Task input start

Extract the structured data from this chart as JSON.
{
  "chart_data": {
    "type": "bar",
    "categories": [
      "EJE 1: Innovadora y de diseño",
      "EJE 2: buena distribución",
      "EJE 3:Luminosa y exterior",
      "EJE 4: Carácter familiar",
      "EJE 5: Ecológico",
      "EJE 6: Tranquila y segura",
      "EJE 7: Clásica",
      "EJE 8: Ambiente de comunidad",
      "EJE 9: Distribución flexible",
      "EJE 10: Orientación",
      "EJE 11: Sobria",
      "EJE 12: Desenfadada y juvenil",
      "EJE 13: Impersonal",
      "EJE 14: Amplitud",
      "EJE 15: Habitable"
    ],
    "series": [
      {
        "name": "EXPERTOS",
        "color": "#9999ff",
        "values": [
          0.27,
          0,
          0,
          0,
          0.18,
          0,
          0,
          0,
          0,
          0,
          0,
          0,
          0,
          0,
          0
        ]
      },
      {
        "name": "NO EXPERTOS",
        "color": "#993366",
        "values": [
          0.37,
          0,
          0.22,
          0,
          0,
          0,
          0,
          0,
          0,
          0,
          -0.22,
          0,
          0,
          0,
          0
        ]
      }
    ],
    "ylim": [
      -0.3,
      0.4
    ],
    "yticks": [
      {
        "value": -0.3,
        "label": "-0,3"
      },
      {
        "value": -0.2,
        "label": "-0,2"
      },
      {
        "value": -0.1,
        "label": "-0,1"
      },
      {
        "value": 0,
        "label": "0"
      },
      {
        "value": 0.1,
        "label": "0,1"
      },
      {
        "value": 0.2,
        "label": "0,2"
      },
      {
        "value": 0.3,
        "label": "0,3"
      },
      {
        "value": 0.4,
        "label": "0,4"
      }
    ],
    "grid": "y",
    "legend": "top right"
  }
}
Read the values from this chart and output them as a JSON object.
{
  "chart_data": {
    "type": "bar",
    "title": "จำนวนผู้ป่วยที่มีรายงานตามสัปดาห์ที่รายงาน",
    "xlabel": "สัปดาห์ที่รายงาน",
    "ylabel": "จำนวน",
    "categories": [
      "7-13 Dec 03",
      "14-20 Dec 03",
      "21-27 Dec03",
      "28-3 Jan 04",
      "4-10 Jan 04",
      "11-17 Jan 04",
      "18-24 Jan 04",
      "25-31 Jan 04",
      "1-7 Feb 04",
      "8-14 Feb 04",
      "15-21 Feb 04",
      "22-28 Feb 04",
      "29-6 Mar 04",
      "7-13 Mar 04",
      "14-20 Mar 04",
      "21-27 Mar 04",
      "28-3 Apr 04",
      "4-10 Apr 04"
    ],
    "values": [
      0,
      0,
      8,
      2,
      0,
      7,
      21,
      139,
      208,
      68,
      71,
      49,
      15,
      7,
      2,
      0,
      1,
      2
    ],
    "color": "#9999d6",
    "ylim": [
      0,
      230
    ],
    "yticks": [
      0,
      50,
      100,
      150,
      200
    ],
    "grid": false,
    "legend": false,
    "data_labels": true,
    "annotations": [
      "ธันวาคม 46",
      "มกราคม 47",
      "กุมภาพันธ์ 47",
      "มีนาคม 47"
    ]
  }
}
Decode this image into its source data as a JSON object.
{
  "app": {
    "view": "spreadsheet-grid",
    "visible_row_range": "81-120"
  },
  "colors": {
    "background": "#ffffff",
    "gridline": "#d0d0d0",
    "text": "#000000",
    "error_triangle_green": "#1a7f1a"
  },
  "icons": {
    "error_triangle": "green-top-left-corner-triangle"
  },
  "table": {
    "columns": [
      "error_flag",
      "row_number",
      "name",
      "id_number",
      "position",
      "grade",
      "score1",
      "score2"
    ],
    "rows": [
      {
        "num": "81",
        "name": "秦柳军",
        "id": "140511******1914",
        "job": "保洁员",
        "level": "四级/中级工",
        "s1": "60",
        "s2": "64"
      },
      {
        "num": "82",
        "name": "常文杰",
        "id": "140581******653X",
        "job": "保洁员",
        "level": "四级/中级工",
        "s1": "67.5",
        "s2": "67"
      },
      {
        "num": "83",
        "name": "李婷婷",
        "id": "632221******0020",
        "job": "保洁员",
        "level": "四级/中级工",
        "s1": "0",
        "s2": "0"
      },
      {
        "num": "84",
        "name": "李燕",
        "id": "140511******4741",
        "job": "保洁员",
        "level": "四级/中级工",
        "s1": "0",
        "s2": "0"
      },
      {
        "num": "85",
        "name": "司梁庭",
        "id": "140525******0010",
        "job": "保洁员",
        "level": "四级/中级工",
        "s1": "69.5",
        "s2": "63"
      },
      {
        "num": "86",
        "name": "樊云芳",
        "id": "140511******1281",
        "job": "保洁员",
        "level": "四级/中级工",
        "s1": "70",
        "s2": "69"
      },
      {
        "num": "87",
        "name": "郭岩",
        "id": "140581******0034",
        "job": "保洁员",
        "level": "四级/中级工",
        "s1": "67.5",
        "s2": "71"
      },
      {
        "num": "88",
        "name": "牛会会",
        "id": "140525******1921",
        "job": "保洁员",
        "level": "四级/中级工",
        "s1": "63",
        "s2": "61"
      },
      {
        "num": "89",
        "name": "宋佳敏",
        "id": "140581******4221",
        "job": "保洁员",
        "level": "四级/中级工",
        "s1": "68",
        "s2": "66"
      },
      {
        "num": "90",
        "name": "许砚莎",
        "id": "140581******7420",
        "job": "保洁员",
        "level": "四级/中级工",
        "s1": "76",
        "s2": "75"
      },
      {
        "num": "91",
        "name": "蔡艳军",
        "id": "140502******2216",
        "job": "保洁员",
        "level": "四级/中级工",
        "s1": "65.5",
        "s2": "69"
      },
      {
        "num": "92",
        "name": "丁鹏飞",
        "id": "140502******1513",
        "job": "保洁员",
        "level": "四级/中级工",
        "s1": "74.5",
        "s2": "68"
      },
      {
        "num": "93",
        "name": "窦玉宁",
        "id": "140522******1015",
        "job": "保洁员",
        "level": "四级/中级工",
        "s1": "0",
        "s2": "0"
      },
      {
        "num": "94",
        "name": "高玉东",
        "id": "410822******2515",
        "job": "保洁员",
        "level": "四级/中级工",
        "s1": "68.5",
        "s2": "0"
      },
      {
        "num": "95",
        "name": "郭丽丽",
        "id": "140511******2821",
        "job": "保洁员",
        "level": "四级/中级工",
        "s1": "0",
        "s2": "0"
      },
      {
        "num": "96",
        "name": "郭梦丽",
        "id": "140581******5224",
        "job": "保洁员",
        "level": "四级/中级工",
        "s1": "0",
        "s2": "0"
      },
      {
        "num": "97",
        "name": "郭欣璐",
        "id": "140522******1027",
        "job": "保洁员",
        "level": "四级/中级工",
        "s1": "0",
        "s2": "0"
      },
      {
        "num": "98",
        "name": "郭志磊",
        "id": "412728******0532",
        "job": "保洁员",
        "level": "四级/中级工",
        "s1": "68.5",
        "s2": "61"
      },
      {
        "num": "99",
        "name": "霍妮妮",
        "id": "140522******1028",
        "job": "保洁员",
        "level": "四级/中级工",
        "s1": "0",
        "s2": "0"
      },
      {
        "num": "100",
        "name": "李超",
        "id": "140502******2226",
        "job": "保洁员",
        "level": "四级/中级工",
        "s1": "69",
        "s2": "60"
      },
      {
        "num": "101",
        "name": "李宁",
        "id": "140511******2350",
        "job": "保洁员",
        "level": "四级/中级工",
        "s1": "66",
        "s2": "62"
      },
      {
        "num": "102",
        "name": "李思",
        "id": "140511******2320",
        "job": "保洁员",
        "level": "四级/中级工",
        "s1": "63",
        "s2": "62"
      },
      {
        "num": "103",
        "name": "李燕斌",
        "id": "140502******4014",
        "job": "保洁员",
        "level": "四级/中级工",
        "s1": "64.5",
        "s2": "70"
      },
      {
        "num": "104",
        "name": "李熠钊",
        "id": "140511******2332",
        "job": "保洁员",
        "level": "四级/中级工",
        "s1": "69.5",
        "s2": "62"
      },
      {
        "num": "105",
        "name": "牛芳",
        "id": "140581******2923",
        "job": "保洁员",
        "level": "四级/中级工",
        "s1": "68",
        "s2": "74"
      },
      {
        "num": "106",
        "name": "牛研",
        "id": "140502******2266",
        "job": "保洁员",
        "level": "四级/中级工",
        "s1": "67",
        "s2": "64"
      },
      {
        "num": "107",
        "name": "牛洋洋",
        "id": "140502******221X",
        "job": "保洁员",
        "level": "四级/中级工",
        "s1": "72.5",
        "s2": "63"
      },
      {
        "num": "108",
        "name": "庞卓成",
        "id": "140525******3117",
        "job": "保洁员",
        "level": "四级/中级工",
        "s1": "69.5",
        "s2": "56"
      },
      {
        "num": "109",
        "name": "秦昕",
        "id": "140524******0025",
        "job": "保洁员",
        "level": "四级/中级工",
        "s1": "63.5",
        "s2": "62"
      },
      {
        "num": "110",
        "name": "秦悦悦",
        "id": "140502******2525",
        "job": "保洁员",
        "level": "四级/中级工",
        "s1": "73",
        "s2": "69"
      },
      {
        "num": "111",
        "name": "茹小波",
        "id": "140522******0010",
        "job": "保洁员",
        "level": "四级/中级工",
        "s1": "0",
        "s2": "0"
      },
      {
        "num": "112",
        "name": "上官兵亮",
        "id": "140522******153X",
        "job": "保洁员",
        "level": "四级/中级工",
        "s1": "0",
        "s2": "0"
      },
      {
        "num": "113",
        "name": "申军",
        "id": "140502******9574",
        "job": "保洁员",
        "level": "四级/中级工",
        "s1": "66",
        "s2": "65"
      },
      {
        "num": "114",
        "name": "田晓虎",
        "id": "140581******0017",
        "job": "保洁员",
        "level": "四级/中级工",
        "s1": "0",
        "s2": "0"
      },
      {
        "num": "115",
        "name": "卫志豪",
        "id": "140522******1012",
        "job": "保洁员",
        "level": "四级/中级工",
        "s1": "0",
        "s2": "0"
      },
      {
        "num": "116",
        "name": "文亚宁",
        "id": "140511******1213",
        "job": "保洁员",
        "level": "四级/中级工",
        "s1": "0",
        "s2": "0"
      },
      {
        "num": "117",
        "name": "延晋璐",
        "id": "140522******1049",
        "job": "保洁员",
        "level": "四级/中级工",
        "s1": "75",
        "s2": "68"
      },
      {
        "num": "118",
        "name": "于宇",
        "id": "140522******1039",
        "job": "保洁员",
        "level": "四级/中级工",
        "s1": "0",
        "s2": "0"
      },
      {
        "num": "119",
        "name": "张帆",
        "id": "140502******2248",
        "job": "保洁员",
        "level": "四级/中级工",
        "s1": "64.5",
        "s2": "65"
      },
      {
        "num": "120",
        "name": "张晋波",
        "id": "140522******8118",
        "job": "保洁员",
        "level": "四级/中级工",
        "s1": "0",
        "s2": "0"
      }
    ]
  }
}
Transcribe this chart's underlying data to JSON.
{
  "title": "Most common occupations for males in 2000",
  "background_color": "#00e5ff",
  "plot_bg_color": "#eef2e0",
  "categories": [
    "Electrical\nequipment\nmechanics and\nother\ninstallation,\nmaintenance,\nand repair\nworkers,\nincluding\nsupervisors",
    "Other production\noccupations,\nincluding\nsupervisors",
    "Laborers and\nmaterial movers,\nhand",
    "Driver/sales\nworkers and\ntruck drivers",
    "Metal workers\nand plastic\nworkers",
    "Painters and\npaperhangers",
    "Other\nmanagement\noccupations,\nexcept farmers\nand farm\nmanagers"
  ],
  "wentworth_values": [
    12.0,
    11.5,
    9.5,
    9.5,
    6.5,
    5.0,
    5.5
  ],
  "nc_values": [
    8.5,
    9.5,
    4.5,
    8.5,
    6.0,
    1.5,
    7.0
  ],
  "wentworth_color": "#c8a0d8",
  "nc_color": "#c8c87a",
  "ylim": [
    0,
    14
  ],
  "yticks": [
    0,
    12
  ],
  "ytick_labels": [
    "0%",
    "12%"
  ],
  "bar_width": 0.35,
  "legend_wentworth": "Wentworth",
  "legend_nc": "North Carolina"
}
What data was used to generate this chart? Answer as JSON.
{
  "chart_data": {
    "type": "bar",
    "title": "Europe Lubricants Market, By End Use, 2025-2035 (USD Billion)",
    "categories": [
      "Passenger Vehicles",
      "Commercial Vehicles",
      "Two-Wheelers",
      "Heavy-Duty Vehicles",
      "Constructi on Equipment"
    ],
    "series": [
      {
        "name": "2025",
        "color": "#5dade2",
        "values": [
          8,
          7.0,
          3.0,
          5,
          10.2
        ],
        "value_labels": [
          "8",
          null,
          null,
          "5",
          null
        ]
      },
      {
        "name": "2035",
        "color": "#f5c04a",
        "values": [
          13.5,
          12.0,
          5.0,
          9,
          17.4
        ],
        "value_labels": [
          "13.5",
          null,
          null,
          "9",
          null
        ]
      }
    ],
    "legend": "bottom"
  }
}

Task input end

Search the data for "ปดาห". Copy every matching line.

    "title": "จำนวนผู้ป่วยที่มีรายงานตามสัปดาห์ที่รายงาน",
    "xlabel": "สัปดาห์ที่รายงาน",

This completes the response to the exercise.